Extracted data entries
****************************************

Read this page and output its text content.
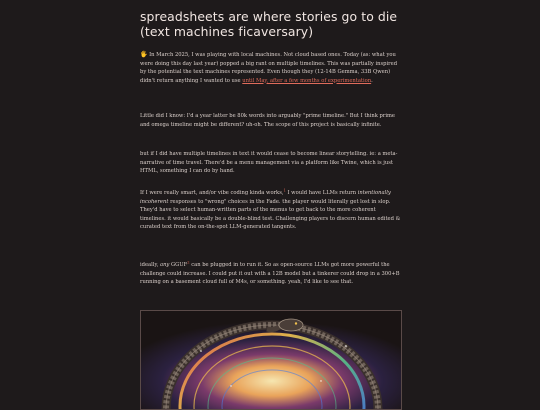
spreadsheets are where stories go to die (text machines ficaversary)

🖐 In March 2025, I was playing with local machines. Not cloud based ones. Today (as: what you were doing this day last year) popped a big rant on multiple timelines. This was partially inspired by the potential the text machines represented. Even though they (12-14B Gemma, 33B Qwen) didn't return anything I wanted to use until May, after a few months of experimentation.

Little did I know: I'd a year latter be 80k words into arguably "prime timeline." But I think prime and omega timeline might be different? uh-oh. The scope of this project is basically infinite.

but if I did have multiple timelines in text it would cease to become linear storytelling. ie: a meta-narrative of time travel. There'd be a menu management via a platform like Twine, which is just HTML, something I can do by hand.

If I were really smart, and/or vibe coding kinda works,$^1$ I would have LLMs return intentionally incoherent responses to "wrong" choices in the Fade. the player would literally get lost in slop. They'd have to select human-written parts of the menus to get back to the more coherent timelines. it would basically be a double-blind test. Challenging players to discern human edited & curated text from the on-the-spot LLM-generated tangents.

ideally, any GGUF$^2$ can be plugged in to run it. So as open-source LLMs got more powerful the challenge could increase. I could put it out with a 12B model but a tinkerer could drop in a 300+B running on a basement cloud full of M4s, or something. yeah, I'd like to see that.
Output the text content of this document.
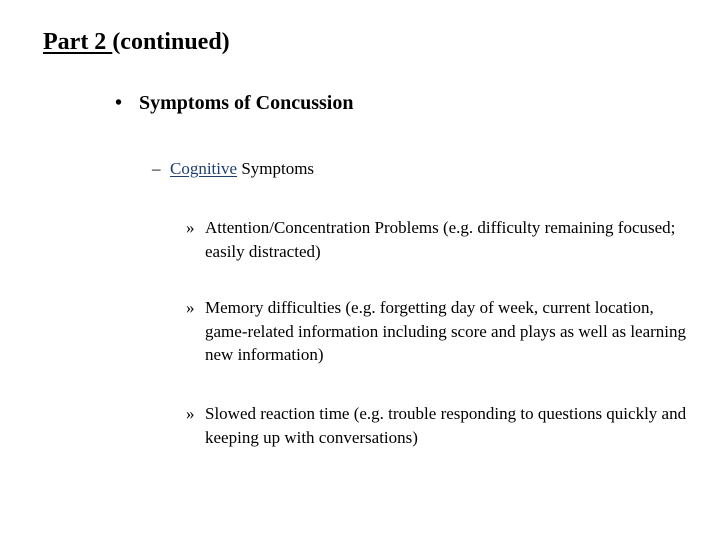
Part 2 (continued)
• Symptoms of Concussion
– Cognitive Symptoms
» Attention/Concentration Problems (e.g. difficulty remaining focused; easily distracted)
» Memory difficulties (e.g. forgetting day of week, current location, game-related information including score and plays as well as learning new information)
» Slowed reaction time (e.g. trouble responding to questions quickly and keeping up with conversations)
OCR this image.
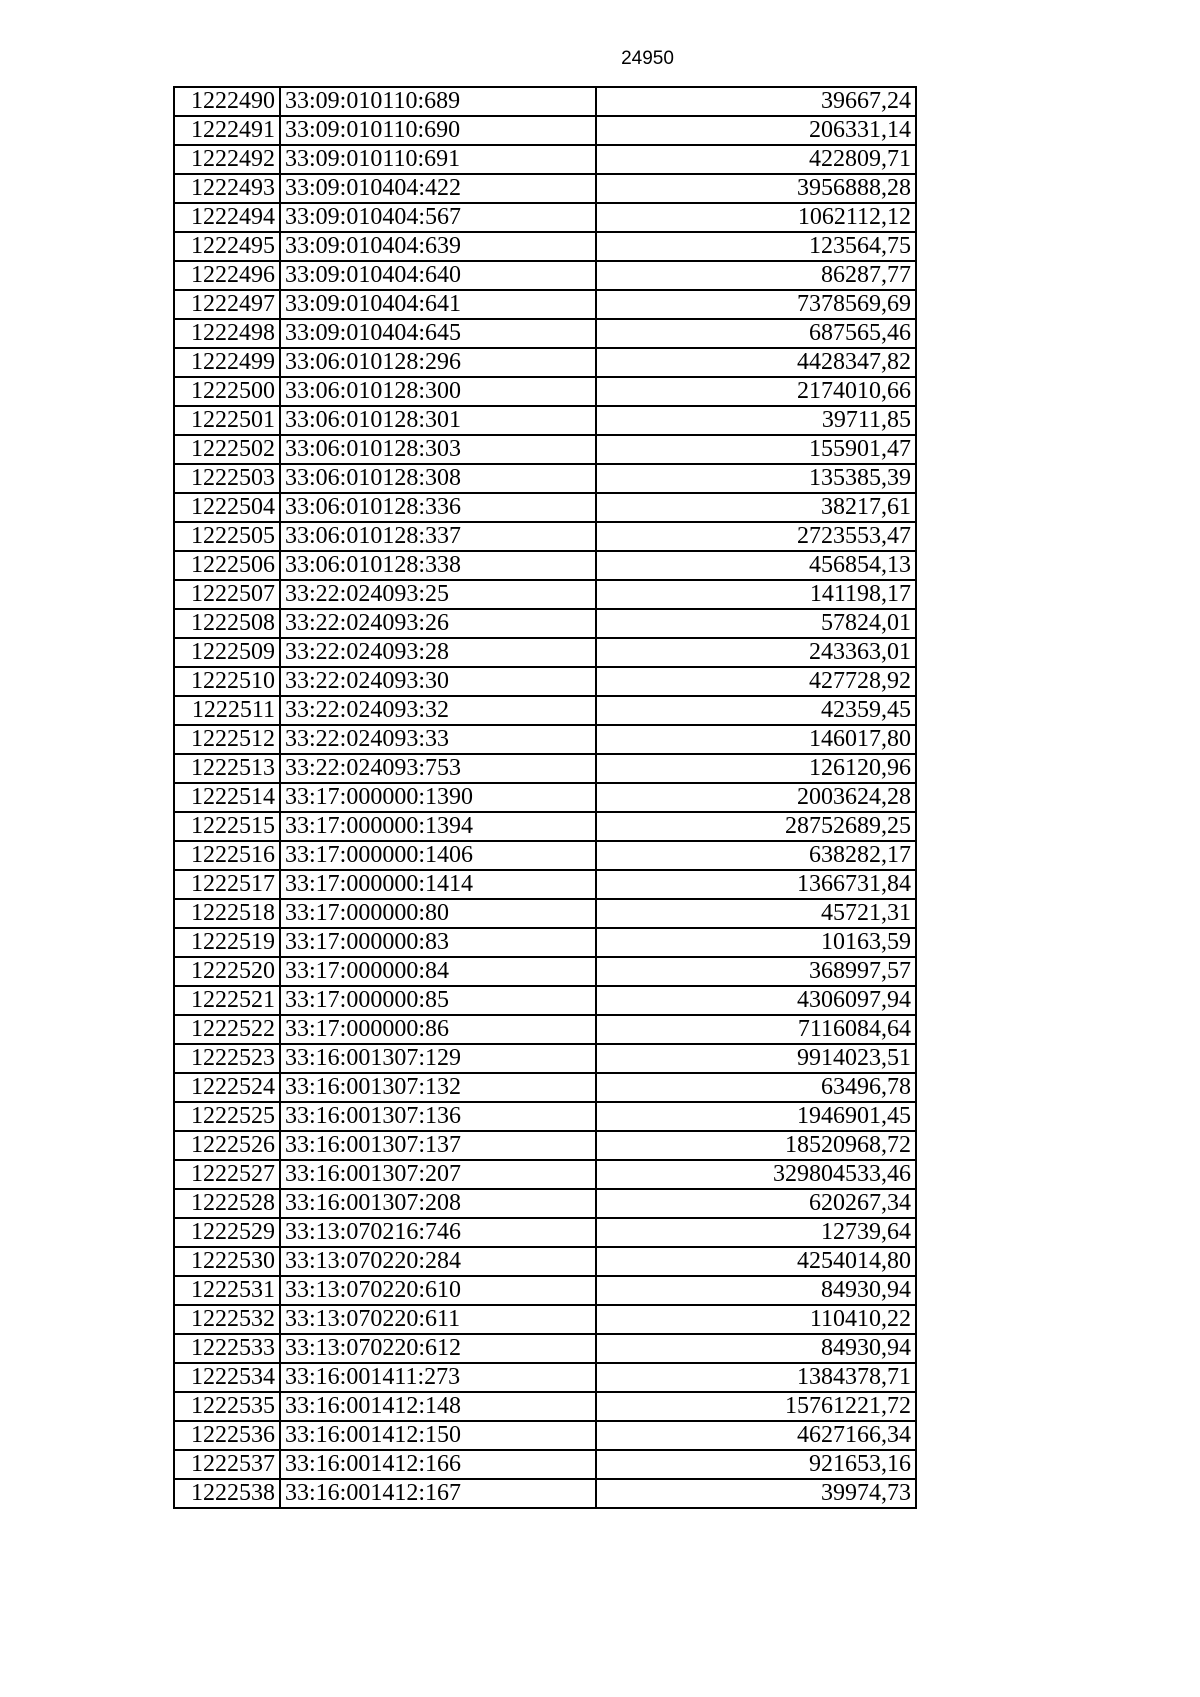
24950
1222490	33:09:010110:689	39667,24
1222491	33:09:010110:690	206331,14
1222492	33:09:010110:691	422809,71
1222493	33:09:010404:422	3956888,28
1222494	33:09:010404:567	1062112,12
1222495	33:09:010404:639	123564,75
1222496	33:09:010404:640	86287,77
1222497	33:09:010404:641	7378569,69
1222498	33:09:010404:645	687565,46
1222499	33:06:010128:296	4428347,82
1222500	33:06:010128:300	2174010,66
1222501	33:06:010128:301	39711,85
1222502	33:06:010128:303	155901,47
1222503	33:06:010128:308	135385,39
1222504	33:06:010128:336	38217,61
1222505	33:06:010128:337	2723553,47
1222506	33:06:010128:338	456854,13
1222507	33:22:024093:25	141198,17
1222508	33:22:024093:26	57824,01
1222509	33:22:024093:28	243363,01
1222510	33:22:024093:30	427728,92
1222511	33:22:024093:32	42359,45
1222512	33:22:024093:33	146017,80
1222513	33:22:024093:753	126120,96
1222514	33:17:000000:1390	2003624,28
1222515	33:17:000000:1394	28752689,25
1222516	33:17:000000:1406	638282,17
1222517	33:17:000000:1414	1366731,84
1222518	33:17:000000:80	45721,31
1222519	33:17:000000:83	10163,59
1222520	33:17:000000:84	368997,57
1222521	33:17:000000:85	4306097,94
1222522	33:17:000000:86	7116084,64
1222523	33:16:001307:129	9914023,51
1222524	33:16:001307:132	63496,78
1222525	33:16:001307:136	1946901,45
1222526	33:16:001307:137	18520968,72
1222527	33:16:001307:207	329804533,46
1222528	33:16:001307:208	620267,34
1222529	33:13:070216:746	12739,64
1222530	33:13:070220:284	4254014,80
1222531	33:13:070220:610	84930,94
1222532	33:13:070220:611	110410,22
1222533	33:13:070220:612	84930,94
1222534	33:16:001411:273	1384378,71
1222535	33:16:001412:148	15761221,72
1222536	33:16:001412:150	4627166,34
1222537	33:16:001412:166	921653,16
1222538	33:16:001412:167	39974,73
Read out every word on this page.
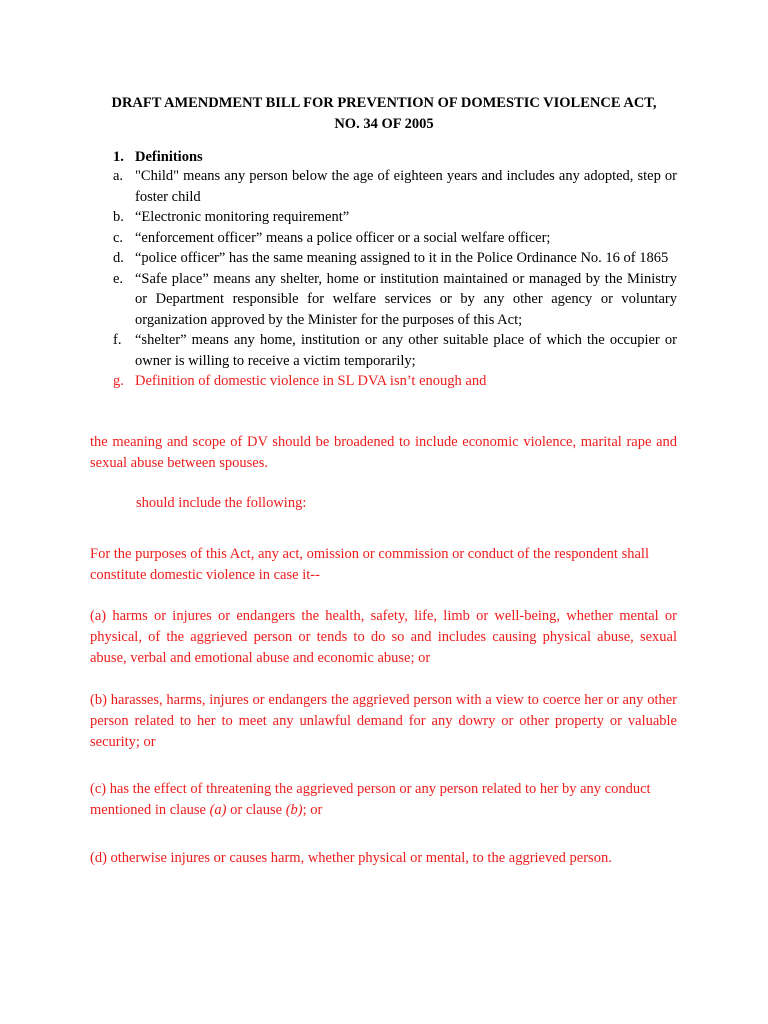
DRAFT AMENDMENT BILL FOR PREVENTION OF DOMESTIC VIOLENCE ACT,
NO. 34 OF 2005
1. Definitions
a. "Child" means any person below the age of eighteen years and includes any adopted, step or foster child
b. “Electronic monitoring requirement”
c. “enforcement officer” means a police officer or a social welfare officer;
d. “police officer” has the same meaning assigned to it in the Police Ordinance No. 16 of 1865
e. “Safe place” means any shelter, home or institution maintained or managed by the Ministry or Department responsible for welfare services or by any other agency or voluntary organization approved by the Minister for the purposes of this Act;
f. “shelter” means any home, institution or any other suitable place of which the occupier or owner is willing to receive a victim temporarily;
g. Definition of domestic violence in SL DVA isn’t enough and
the meaning and scope of DV should be broadened to include economic violence, marital rape and sexual abuse between spouses.
should include the following:
For the purposes of this Act, any act, omission or commission or conduct of the respondent shall constitute domestic violence in case it--
(a) harms or injures or endangers the health, safety, life, limb or well-being, whether mental or physical, of the aggrieved person or tends to do so and includes causing physical abuse, sexual abuse, verbal and emotional abuse and economic abuse; or
(b) harasses, harms, injures or endangers the aggrieved person with a view to coerce her or any other person related to her to meet any unlawful demand for any dowry or other property or valuable security; or
(c) has the effect of threatening the aggrieved person or any person related to her by any conduct mentioned in clause (a) or clause (b); or
(d) otherwise injures or causes harm, whether physical or mental, to the aggrieved person.
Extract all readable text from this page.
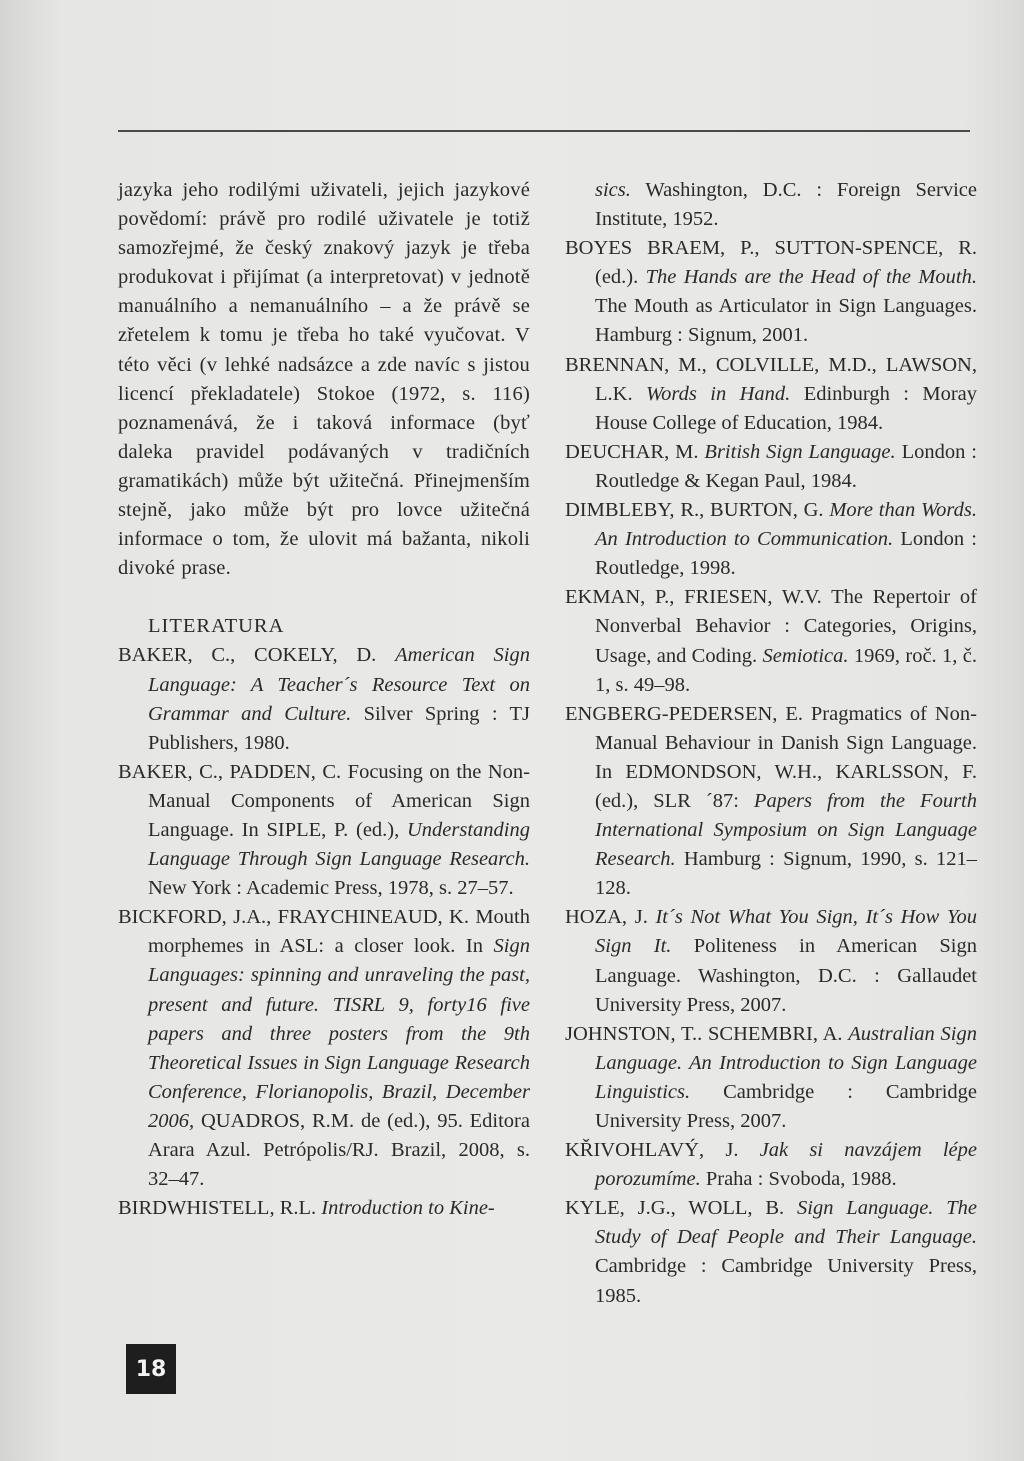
jazyka jeho rodilými uživateli, jejich jazykové povědomí: právě pro rodilé uživatele je totiž samozřejmé, že český znakový jazyk je třeba produkovat i přijímat (a interpretovat) v jednotě manuálního a nemanuálního – a že právě se zřetelem k tomu je třeba ho také vyučovat. V této věci (v lehké nadsázce a zde navíc s jistou licencí překladatele) Stokoe (1972, s. 116) poznamenává, že i taková informace (byť daleka pravidel podávaných v tradičních gramatikách) může být užitečná. Přinejmenším stejně, jako může být pro lovce užitečná informace o tom, že ulovit má bažanta, nikoli divoké prase.

LITERATURA

BAKER, C., COKELY, D. American Sign Language: A Teacher´s Resource Text on Grammar and Culture. Silver Spring : TJ Publishers, 1980.

BAKER, C., PADDEN, C. Focusing on the Non-Manual Components of American Sign Language. In SIPLE, P. (ed.), Understanding Language Through Sign Language Research. New York : Academic Press, 1978, s. 27–57.

BICKFORD, J.A., FRAYCHINEAUD, K. Mouth morphemes in ASL: a closer look. In Sign Languages: spinning and unraveling the past, present and future. TISRL 9, forty16 five papers and three posters from the 9th Theoretical Issues in Sign Language Research Conference, Florianopolis, Brazil, December 2006, QUADROS, R.M. de (ed.), 95. Editora Arara Azul. Petrópolis/RJ. Brazil, 2008, s. 32–47.

BIRDWHISTELL, R.L. Introduction to Kine-

sics. Washington, D.C. : Foreign Service Institute, 1952.

BOYES BRAEM, P., SUTTON-SPENCE, R. (ed.). The Hands are the Head of the Mouth. The Mouth as Articulator in Sign Languages. Hamburg : Signum, 2001.

BRENNAN, M., COLVILLE, M.D., LAWSON, L.K. Words in Hand. Edinburgh : Moray House College of Education, 1984.

DEUCHAR, M. British Sign Language. London : Routledge & Kegan Paul, 1984.

DIMBLEBY, R., BURTON, G. More than Words. An Introduction to Communication. London : Routledge, 1998.

EKMAN, P., FRIESEN, W.V. The Repertoir of Nonverbal Behavior : Categories, Origins, Usage, and Coding. Semiotica. 1969, roč. 1, č. 1, s. 49–98.

ENGBERG-PEDERSEN, E. Pragmatics of Non-Manual Behaviour in Danish Sign Language. In EDMONDSON, W.H., KARLSSON, F. (ed.), SLR ´87: Papers from the Fourth International Symposium on Sign Language Research. Hamburg : Signum, 1990, s. 121–128.

HOZA, J. It´s Not What You Sign, It´s How You Sign It. Politeness in American Sign Language. Washington, D.C. : Gallaudet University Press, 2007.

JOHNSTON, T.. SCHEMBRI, A. Australian Sign Language. An Introduction to Sign Language Linguistics. Cambridge : Cambridge University Press, 2007.

KŘIVOHLAVÝ, J. Jak si navzájem lépe porozumíme. Praha : Svoboda, 1988.

KYLE, J.G., WOLL, B. Sign Language. The Study of Deaf People and Their Language. Cambridge : Cambridge University Press, 1985.

18
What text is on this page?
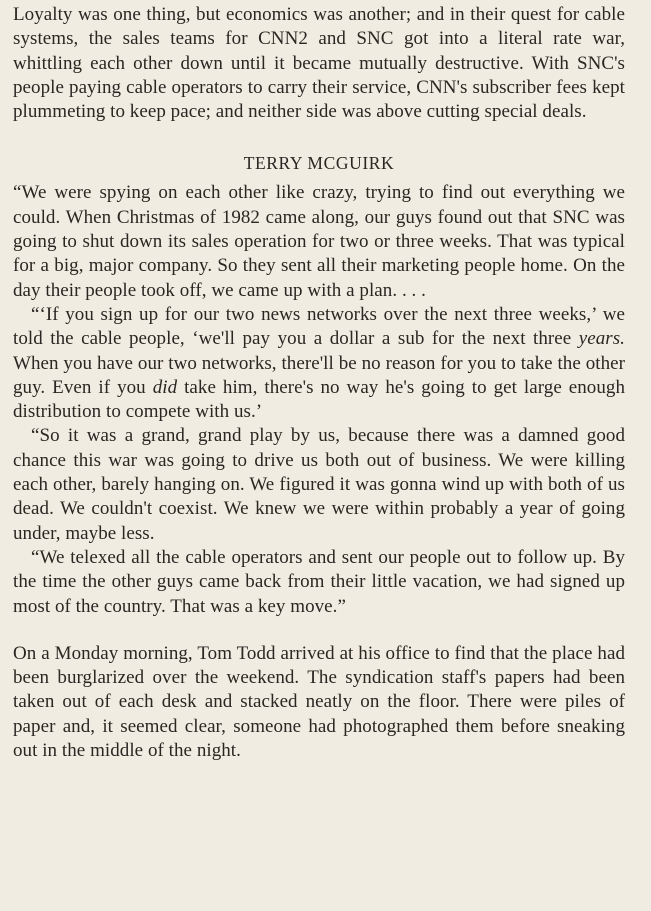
Loyalty was one thing, but economics was another; and in their quest for cable systems, the sales teams for CNN2 and SNC got into a literal rate war, whittling each other down until it became mutually destructive. With SNC's people paying cable operators to carry their service, CNN's subscriber fees kept plummeting to keep pace; and neither side was above cutting special deals.

TERRY MCGUIRK

“We were spying on each other like crazy, trying to find out everything we could. When Christmas of 1982 came along, our guys found out that SNC was going to shut down its sales operation for two or three weeks. That was typical for a big, major company. So they sent all their marketing people home. On the day their people took off, we came up with a plan. . . .

“‘If you sign up for our two news networks over the next three weeks,’ we told the cable people, ‘we'll pay you a dollar a sub for the next three years. When you have our two networks, there'll be no reason for you to take the other guy. Even if you did take him, there's no way he's going to get large enough distribution to compete with us.’

“So it was a grand, grand play by us, because there was a damned good chance this war was going to drive us both out of business. We were killing each other, barely hanging on. We figured it was gonna wind up with both of us dead. We couldn't coexist. We knew we were within probably a year of going under, maybe less.

“We telexed all the cable operators and sent our people out to follow up. By the time the other guys came back from their little vacation, we had signed up most of the country. That was a key move.”

On a Monday morning, Tom Todd arrived at his office to find that the place had been burglarized over the weekend. The syndication staff's papers had been taken out of each desk and stacked neatly on the floor. There were piles of paper and, it seemed clear, someone had photographed them before sneaking out in the middle of the night.
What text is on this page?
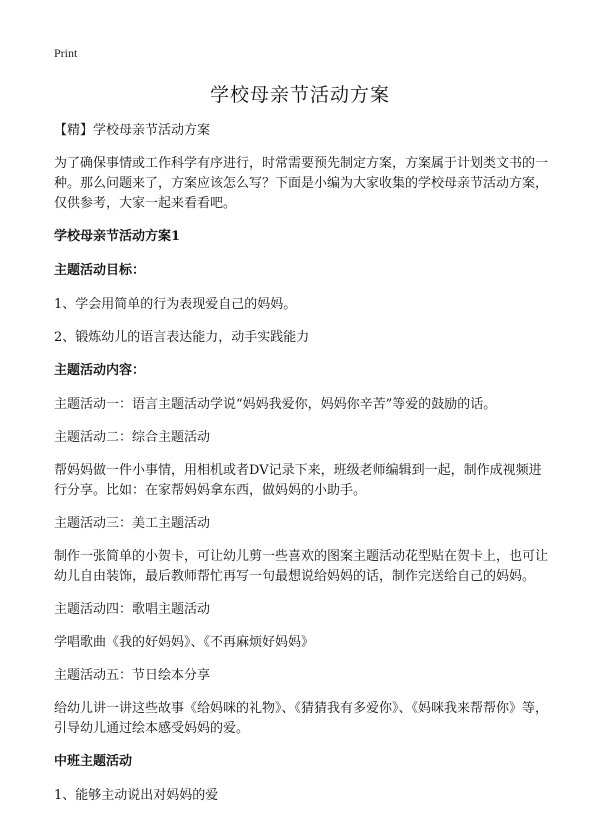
Print
学校母亲节活动方案

【精】学校母亲节活动方案

为了确保事情或工作科学有序进行，时常需要预先制定方案，方案属于计划类文书的一种。那么问题来了，方案应该怎么写？下面是小编为大家收集的学校母亲节活动方案，仅供参考，大家一起来看看吧。

学校母亲节活动方案1

主题活动目标：

1、学会用简单的行为表现爱自己的妈妈。

2、锻炼幼儿的语言表达能力，动手实践能力

主题活动内容：

主题活动一：语言主题活动学说“妈妈我爱你，妈妈你辛苦”等爱的鼓励的话。

主题活动二：综合主题活动

帮妈妈做一件小事情，用相机或者DV记录下来，班级老师编辑到一起，制作成视频进行分享。比如：在家帮妈妈拿东西，做妈妈的小助手。

主题活动三：美工主题活动

制作一张简单的小贺卡，可让幼儿剪一些喜欢的图案主题活动花型贴在贺卡上，也可让幼儿自由装饰，最后教师帮忙再写一句最想说给妈妈的话，制作完送给自己的妈妈。

主题活动四：歌唱主题活动

学唱歌曲《我的好妈妈》、《不再麻烦好妈妈》

主题活动五：节日绘本分享

给幼儿讲一讲这些故事《给妈咪的礼物》、《猜猜我有多爱你》、《妈咪我来帮帮你》等，引导幼儿通过绘本感受妈妈的爱。

中班主题活动

1、能够主动说出对妈妈的爱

****************************************

> **YOUR OBJECTIVE**
Lines that hold "welfare" are the ones to copy; find all of them.

> **COMPLETED TASK**
c. “enforcement officer” means a police officer or a social welfare officer;
e. “Safe place” means any shelter, home or institution maintained or managed by the Ministry or Department responsible for welfare services or by any other agency or voluntary organization approved by the Minister for the purposes of this Act;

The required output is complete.